Copy each line of the data below with the word "this".

GIVEN INFORMATION:
____________________
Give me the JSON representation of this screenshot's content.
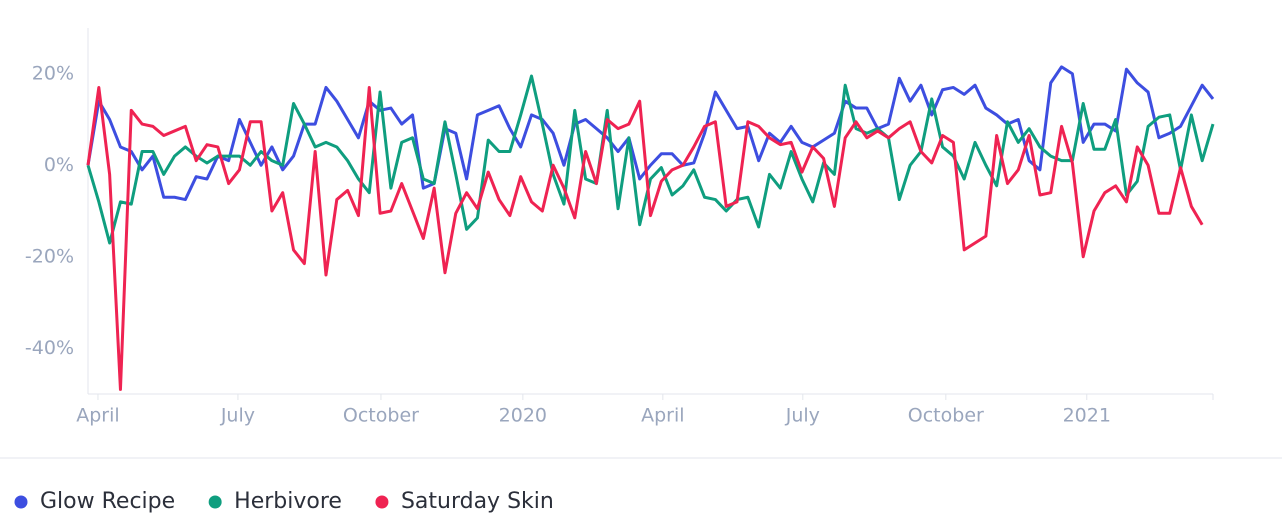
{
  "chart_data": {
    "type": "line",
    "x": [
      0,
      1,
      2,
      3,
      4,
      5,
      6,
      7,
      8,
      9,
      10,
      11,
      12,
      13,
      14,
      15,
      16,
      17,
      18,
      19,
      20,
      21,
      22,
      23,
      24,
      25,
      26,
      27,
      28,
      29,
      30,
      31,
      32,
      33,
      34,
      35,
      36,
      37,
      38,
      39,
      40,
      41,
      42,
      43,
      44,
      45,
      46,
      47,
      48,
      49,
      50,
      51,
      52,
      53,
      54,
      55,
      56,
      57,
      58,
      59,
      60,
      61,
      62,
      63,
      64,
      65,
      66,
      67,
      68,
      69,
      70,
      71,
      72,
      73,
      74,
      75,
      76,
      77,
      78,
      79,
      80,
      81,
      82,
      83,
      84,
      85,
      86,
      87,
      88,
      89,
      90,
      91,
      92,
      93,
      94,
      95,
      96,
      97,
      98,
      99,
      100,
      101,
      102,
      103,
      104
    ],
    "xlim": [
      0,
      104
    ],
    "xticks": [
      {
        "value": 0.92,
        "label": "April"
      },
      {
        "value": 13.86,
        "label": "July"
      },
      {
        "value": 27.08,
        "label": "October"
      },
      {
        "value": 40.2,
        "label": "2020"
      },
      {
        "value": 53.14,
        "label": "April"
      },
      {
        "value": 66.08,
        "label": "July"
      },
      {
        "value": 79.3,
        "label": "October"
      },
      {
        "value": 92.33,
        "label": "2021"
      }
    ],
    "ylim": [
      -50,
      30
    ],
    "yticks": [
      {
        "value": -40,
        "label": "-40%"
      },
      {
        "value": -20,
        "label": "-20%"
      },
      {
        "value": 0,
        "label": "0%"
      },
      {
        "value": 20,
        "label": "20%"
      }
    ],
    "grid": false,
    "legend": "bottom",
    "series": [
      {
        "name": "Glow Recipe",
        "color": "#3d4ee0",
        "values": [
          0,
          14,
          10,
          4,
          3,
          -1,
          2,
          -7,
          -7,
          -7.5,
          -2.5,
          -3,
          2,
          1,
          10,
          5,
          0,
          4,
          -1,
          2,
          9,
          9,
          17,
          14,
          10,
          6,
          14,
          12,
          12.5,
          9,
          11,
          -5,
          -4,
          8,
          7,
          -3,
          11,
          12,
          13,
          8,
          4,
          11,
          10,
          7,
          0,
          9,
          10,
          8,
          6,
          3,
          6,
          -3,
          0,
          2.5,
          2.5,
          0,
          0.5,
          7,
          16,
          12,
          8,
          8.5,
          1,
          7,
          5,
          8.5,
          5,
          4,
          5.5,
          7,
          14,
          12.5,
          12.5,
          8,
          9,
          19,
          14,
          17.5,
          11,
          16.5,
          17,
          15.5,
          17.5,
          12.5,
          11,
          9,
          10,
          1,
          -1,
          18,
          21.5,
          20,
          5,
          9,
          9,
          7.5,
          21,
          18,
          16,
          6,
          7,
          8.5,
          13,
          17.5,
          14.5
        ]
      },
      {
        "name": "Herbivore",
        "color": "#0f9e7f",
        "values": [
          0,
          -8,
          -17,
          -8,
          -8.5,
          3,
          3,
          -2,
          2,
          4,
          2,
          0.5,
          2,
          2,
          2,
          0,
          3,
          1,
          0,
          13.5,
          9,
          4,
          5,
          4,
          1,
          -3,
          -6,
          16,
          -5,
          5,
          6,
          -3,
          -4,
          9.5,
          -2,
          -14,
          -11.5,
          5.5,
          3,
          3,
          11,
          19.5,
          9,
          -2,
          -8.5,
          12,
          -3,
          -4,
          12,
          -9.5,
          6,
          -13,
          -3,
          -0.5,
          -6.5,
          -4.5,
          -1,
          -7,
          -7.5,
          -10,
          -7.5,
          -7,
          -13.5,
          -2,
          -5,
          3,
          -3,
          -8,
          0.5,
          -2,
          17.5,
          8,
          7,
          8,
          6,
          -7.5,
          0,
          3,
          14.5,
          4,
          2,
          -3,
          5,
          0,
          -4.5,
          9.5,
          5,
          8,
          4,
          2,
          1,
          1,
          13.5,
          3.5,
          3.5,
          10,
          -6.5,
          -3.5,
          8.5,
          10.5,
          11,
          -1,
          11,
          1,
          9
        ]
      },
      {
        "name": "Saturday Skin",
        "color": "#ef2352",
        "values": [
          0,
          17,
          -2,
          -49,
          12,
          9,
          8.5,
          6.5,
          7.5,
          8.5,
          1,
          4.5,
          4,
          -4,
          -1,
          9.5,
          9.5,
          -10,
          -6,
          -18.5,
          -21.5,
          3,
          -24,
          -7.5,
          -5.5,
          -11,
          17,
          -10.5,
          -10,
          -4,
          -10,
          -16,
          -5,
          -23.5,
          -10.5,
          -6,
          -9.5,
          -1.5,
          -7.5,
          -11,
          -2.5,
          -8,
          -10,
          0,
          -5,
          -11.5,
          3,
          -4,
          10,
          8,
          9,
          14,
          -11,
          -3.5,
          -1,
          0,
          4,
          8.5,
          9.5,
          -9,
          -8,
          9.5,
          8.5,
          6,
          4.5,
          5,
          -1.5,
          4,
          1.5,
          -9,
          6,
          9.5,
          6,
          7.5,
          6,
          8,
          9.5,
          3,
          0.5,
          6.5,
          5,
          -18.5,
          -17,
          -15.5,
          6.5,
          -4,
          -1,
          6.5,
          -6.5,
          -6,
          8.5,
          0.5,
          -20,
          -10,
          -6,
          -4.5,
          -8,
          4,
          0,
          -10.5,
          -10.5,
          -0.5,
          -9,
          -13,
          null
        ]
      }
    ]
  }
}
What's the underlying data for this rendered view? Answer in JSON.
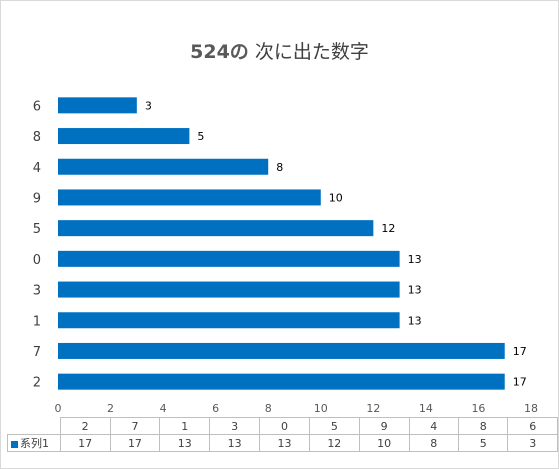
____________________
RESULT BELOW:
Give me the JSON representation of this screenshot's content.
What's the underlying data for this rendered view? Answer in JSON.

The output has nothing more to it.